#### EXERCISE INPUT

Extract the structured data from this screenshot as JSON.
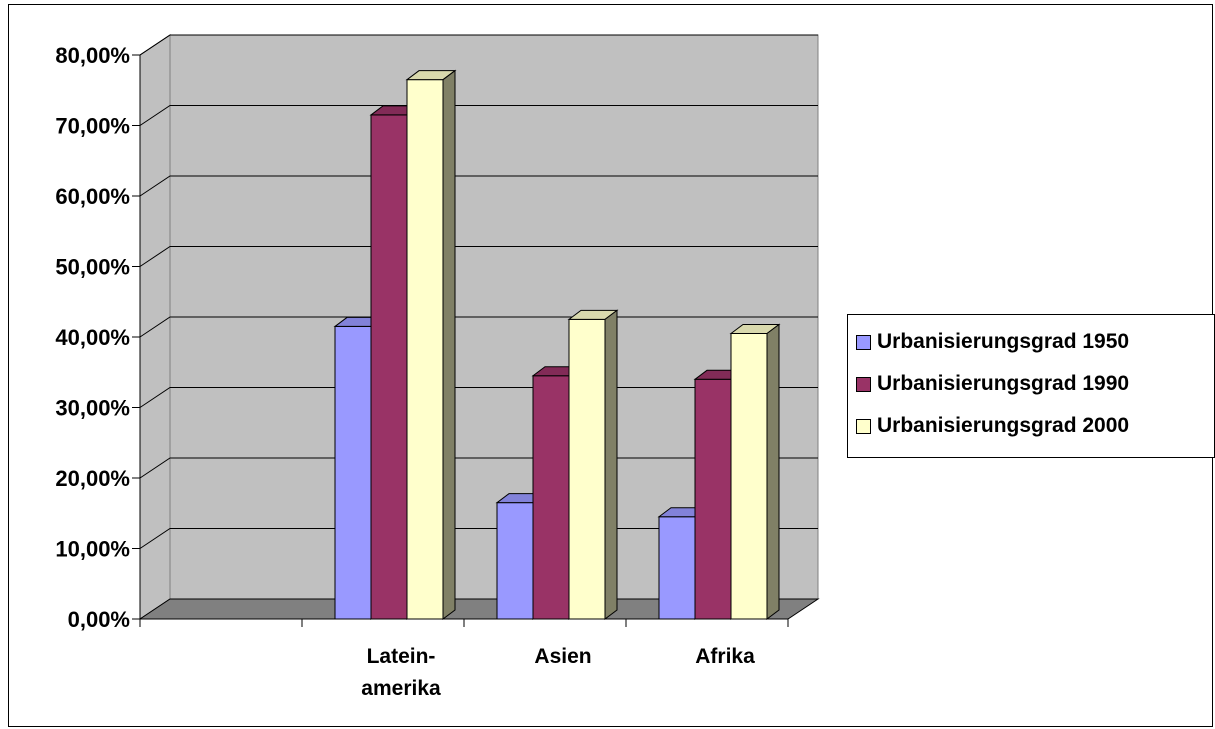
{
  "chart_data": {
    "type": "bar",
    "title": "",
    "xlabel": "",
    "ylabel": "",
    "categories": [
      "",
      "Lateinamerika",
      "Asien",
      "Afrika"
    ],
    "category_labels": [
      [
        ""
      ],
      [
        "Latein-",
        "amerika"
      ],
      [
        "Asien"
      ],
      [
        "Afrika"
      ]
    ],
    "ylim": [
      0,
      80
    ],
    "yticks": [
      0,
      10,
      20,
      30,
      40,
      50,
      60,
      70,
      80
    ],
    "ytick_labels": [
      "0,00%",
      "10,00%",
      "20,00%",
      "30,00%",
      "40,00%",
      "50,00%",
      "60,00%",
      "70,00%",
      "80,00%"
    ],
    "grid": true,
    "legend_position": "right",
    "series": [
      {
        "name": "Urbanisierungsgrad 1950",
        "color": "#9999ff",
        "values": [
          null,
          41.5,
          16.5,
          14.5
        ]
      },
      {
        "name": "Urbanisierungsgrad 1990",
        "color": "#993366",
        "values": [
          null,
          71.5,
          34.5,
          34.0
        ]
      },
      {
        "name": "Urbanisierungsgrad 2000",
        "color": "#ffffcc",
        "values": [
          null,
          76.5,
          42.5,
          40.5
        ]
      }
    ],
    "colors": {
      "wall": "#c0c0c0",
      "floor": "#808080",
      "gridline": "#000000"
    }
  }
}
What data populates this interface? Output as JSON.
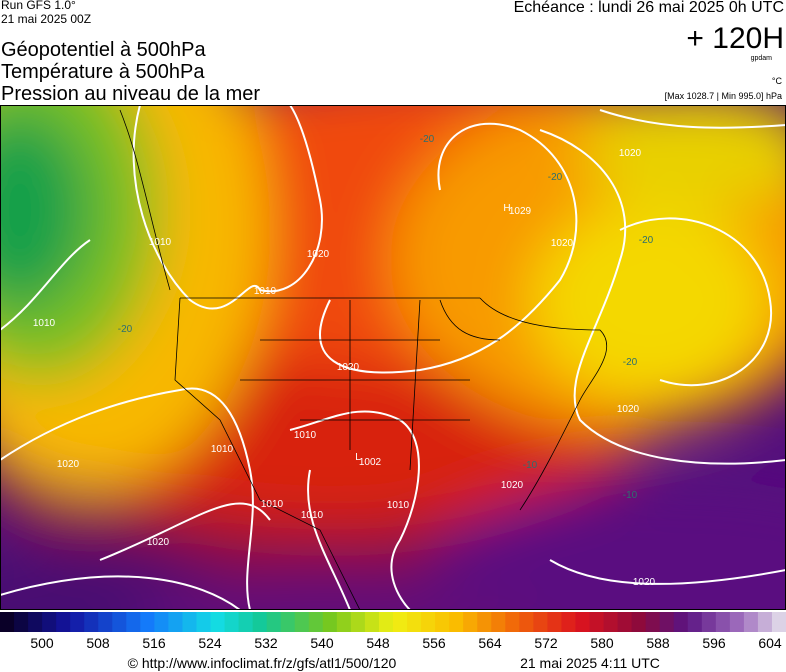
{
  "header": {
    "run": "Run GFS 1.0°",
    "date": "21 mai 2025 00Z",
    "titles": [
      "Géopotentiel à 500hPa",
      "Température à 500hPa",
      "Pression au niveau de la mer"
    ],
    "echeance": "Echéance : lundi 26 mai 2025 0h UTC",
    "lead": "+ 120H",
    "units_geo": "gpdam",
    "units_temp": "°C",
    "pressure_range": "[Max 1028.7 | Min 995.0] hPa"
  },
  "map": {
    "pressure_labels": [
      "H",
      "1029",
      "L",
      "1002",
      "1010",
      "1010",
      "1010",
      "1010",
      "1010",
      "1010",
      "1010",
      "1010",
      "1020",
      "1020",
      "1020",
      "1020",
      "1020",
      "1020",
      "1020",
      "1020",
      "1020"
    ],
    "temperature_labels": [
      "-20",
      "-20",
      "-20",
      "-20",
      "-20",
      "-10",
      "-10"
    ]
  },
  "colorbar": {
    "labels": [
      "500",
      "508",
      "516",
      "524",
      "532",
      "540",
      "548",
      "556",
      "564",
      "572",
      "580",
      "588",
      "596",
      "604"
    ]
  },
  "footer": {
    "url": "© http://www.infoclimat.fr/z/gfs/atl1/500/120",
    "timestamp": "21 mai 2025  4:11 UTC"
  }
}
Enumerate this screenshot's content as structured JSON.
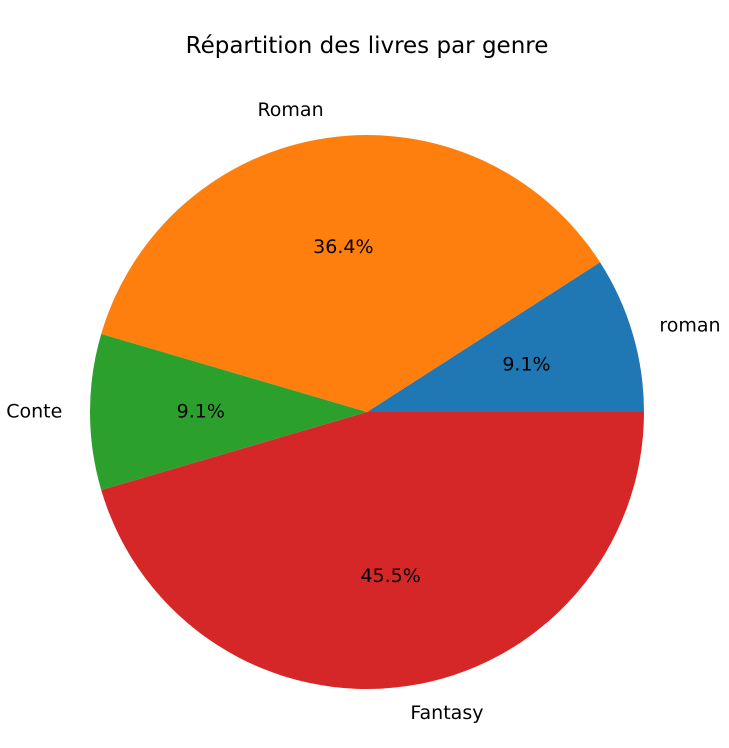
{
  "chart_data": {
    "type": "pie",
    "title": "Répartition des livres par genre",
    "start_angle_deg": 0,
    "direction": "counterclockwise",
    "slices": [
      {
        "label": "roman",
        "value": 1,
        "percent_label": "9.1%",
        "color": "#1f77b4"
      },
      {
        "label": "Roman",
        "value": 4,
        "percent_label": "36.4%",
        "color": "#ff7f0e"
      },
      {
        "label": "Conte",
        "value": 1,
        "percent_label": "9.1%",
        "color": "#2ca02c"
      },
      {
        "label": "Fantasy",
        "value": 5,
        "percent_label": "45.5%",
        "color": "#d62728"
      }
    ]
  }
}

########

GOAL ▸
Would you return the data exactly as written, without the pictures?

FINISHED ANSWER ▸
Extract the structured data from this screenshot as JSON.
{
  "chart_data": {
    "type": "bar",
    "title": "",
    "xlabel": "",
    "ylabel": "",
    "categories": [
      "",
      "Lateinamerika",
      "Asien",
      "Afrika"
    ],
    "category_labels": [
      [
        ""
      ],
      [
        "Latein-",
        "amerika"
      ],
      [
        "Asien"
      ],
      [
        "Afrika"
      ]
    ],
    "ylim": [
      0,
      80
    ],
    "yticks": [
      0,
      10,
      20,
      30,
      40,
      50,
      60,
      70,
      80
    ],
    "ytick_labels": [
      "0,00%",
      "10,00%",
      "20,00%",
      "30,00%",
      "40,00%",
      "50,00%",
      "60,00%",
      "70,00%",
      "80,00%"
    ],
    "grid": true,
    "legend_position": "right",
    "series": [
      {
        "name": "Urbanisierungsgrad 1950",
        "color": "#9999ff",
        "values": [
          null,
          41.5,
          16.5,
          14.5
        ]
      },
      {
        "name": "Urbanisierungsgrad 1990",
        "color": "#993366",
        "values": [
          null,
          71.5,
          34.5,
          34.0
        ]
      },
      {
        "name": "Urbanisierungsgrad 2000",
        "color": "#ffffcc",
        "values": [
          null,
          76.5,
          42.5,
          40.5
        ]
      }
    ],
    "colors": {
      "wall": "#c0c0c0",
      "floor": "#808080",
      "gridline": "#000000"
    }
  }
}
What data populates this interface? Output as JSON.
{
  "header": {
    "run": "Run GFS 1.0°",
    "date": "21 mai 2025 00Z",
    "titles": [
      "Géopotentiel à 500hPa",
      "Température à 500hPa",
      "Pression au niveau de la mer"
    ],
    "echeance": "Echéance : lundi 26 mai 2025 0h UTC",
    "lead": "+ 120H",
    "units_geo": "gpdam",
    "units_temp": "°C",
    "pressure_range": "[Max 1028.7 | Min 995.0] hPa"
  },
  "map": {
    "pressure_labels": [
      "H",
      "1029",
      "L",
      "1002",
      "1010",
      "1010",
      "1010",
      "1010",
      "1010",
      "1010",
      "1010",
      "1010",
      "1020",
      "1020",
      "1020",
      "1020",
      "1020",
      "1020",
      "1020",
      "1020",
      "1020"
    ],
    "temperature_labels": [
      "-20",
      "-20",
      "-20",
      "-20",
      "-20",
      "-10",
      "-10"
    ]
  },
  "colorbar": {
    "labels": [
      "500",
      "508",
      "516",
      "524",
      "532",
      "540",
      "548",
      "556",
      "564",
      "572",
      "580",
      "588",
      "596",
      "604"
    ]
  },
  "footer": {
    "url": "© http://www.infoclimat.fr/z/gfs/atl1/500/120",
    "timestamp": "21 mai 2025  4:11 UTC"
  }
}
Enumerate this screenshot's content as structured JSON.
{
  "chart_data": {
    "type": "pie",
    "title": "Répartition des livres par genre",
    "start_angle_deg": 0,
    "direction": "counterclockwise",
    "slices": [
      {
        "label": "roman",
        "value": 1,
        "percent_label": "9.1%",
        "color": "#1f77b4"
      },
      {
        "label": "Roman",
        "value": 4,
        "percent_label": "36.4%",
        "color": "#ff7f0e"
      },
      {
        "label": "Conte",
        "value": 1,
        "percent_label": "9.1%",
        "color": "#2ca02c"
      },
      {
        "label": "Fantasy",
        "value": 5,
        "percent_label": "45.5%",
        "color": "#d62728"
      }
    ]
  }
}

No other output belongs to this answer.